# YOUR GOAL:
If a line in the records below contains "marker", copy that line.

# MATERIALS PROVIDED:

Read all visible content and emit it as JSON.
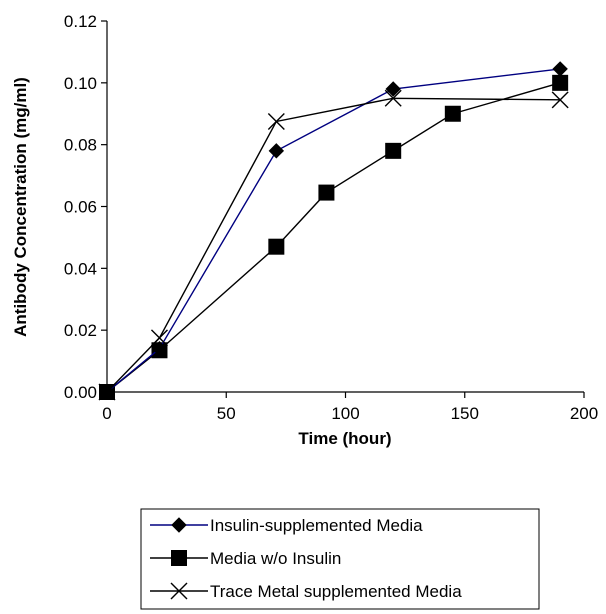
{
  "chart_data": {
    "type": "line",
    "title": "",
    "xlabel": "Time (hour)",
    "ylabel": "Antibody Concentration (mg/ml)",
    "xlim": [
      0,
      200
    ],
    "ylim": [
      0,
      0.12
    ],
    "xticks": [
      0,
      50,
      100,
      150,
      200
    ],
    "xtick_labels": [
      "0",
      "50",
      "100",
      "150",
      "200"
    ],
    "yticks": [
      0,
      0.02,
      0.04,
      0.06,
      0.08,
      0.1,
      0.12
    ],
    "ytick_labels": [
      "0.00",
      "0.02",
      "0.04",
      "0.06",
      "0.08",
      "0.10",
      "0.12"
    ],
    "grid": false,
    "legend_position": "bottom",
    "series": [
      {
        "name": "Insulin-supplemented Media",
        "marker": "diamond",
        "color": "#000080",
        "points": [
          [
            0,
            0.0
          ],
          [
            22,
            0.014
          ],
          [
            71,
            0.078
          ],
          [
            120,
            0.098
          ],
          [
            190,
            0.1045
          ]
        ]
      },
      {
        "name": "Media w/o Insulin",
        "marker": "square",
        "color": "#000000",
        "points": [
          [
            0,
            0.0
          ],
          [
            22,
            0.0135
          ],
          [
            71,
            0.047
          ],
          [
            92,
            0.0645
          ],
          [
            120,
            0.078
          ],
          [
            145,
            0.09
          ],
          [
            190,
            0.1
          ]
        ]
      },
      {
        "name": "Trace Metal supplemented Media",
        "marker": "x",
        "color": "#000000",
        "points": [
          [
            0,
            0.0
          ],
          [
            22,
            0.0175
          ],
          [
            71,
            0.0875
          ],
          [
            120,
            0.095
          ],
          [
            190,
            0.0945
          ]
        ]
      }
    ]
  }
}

...

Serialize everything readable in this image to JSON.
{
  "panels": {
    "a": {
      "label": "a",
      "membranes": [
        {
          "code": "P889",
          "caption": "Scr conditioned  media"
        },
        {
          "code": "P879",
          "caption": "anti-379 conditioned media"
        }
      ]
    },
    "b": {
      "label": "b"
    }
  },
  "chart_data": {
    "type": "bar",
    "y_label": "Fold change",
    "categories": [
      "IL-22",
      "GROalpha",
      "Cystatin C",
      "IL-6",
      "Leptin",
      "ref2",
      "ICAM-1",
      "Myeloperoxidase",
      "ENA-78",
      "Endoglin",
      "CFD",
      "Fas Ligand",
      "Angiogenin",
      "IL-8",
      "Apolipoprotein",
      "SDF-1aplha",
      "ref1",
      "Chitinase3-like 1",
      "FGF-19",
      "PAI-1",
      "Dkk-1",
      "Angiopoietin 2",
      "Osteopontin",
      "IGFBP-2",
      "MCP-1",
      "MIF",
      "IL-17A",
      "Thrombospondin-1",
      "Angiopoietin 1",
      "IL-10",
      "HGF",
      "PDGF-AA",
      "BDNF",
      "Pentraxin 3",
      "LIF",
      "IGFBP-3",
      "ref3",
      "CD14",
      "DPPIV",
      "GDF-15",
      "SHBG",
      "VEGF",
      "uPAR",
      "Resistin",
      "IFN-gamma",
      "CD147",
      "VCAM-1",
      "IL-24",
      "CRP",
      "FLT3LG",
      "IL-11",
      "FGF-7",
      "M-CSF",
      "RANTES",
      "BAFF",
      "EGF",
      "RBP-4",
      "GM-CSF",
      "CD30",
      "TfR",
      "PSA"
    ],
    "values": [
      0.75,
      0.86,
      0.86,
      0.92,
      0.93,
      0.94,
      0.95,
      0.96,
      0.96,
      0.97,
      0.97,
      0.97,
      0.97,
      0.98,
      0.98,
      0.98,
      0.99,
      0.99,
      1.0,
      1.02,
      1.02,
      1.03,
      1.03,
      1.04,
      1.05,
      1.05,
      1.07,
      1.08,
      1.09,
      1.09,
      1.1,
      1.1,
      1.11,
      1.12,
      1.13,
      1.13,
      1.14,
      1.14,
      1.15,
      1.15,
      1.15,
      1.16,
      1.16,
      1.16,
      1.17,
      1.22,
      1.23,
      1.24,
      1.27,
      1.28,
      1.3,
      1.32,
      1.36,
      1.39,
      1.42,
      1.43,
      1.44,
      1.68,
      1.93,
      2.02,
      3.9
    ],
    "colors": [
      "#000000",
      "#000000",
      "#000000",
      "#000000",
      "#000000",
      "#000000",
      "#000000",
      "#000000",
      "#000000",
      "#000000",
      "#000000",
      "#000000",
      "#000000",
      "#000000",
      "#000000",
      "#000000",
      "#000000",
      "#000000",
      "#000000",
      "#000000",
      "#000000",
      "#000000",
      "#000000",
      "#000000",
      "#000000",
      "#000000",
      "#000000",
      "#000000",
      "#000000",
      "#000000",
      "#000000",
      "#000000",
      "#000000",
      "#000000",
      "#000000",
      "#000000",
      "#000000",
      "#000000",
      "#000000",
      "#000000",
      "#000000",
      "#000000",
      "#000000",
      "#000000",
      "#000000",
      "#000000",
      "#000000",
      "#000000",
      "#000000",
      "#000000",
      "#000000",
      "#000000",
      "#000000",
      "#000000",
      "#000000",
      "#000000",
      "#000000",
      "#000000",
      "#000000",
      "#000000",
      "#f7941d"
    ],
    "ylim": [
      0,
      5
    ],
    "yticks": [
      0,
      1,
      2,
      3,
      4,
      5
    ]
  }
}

# EXERCISE SOLUTION:
        "marker": "diamond",
        "marker": "square",
        "marker": "x",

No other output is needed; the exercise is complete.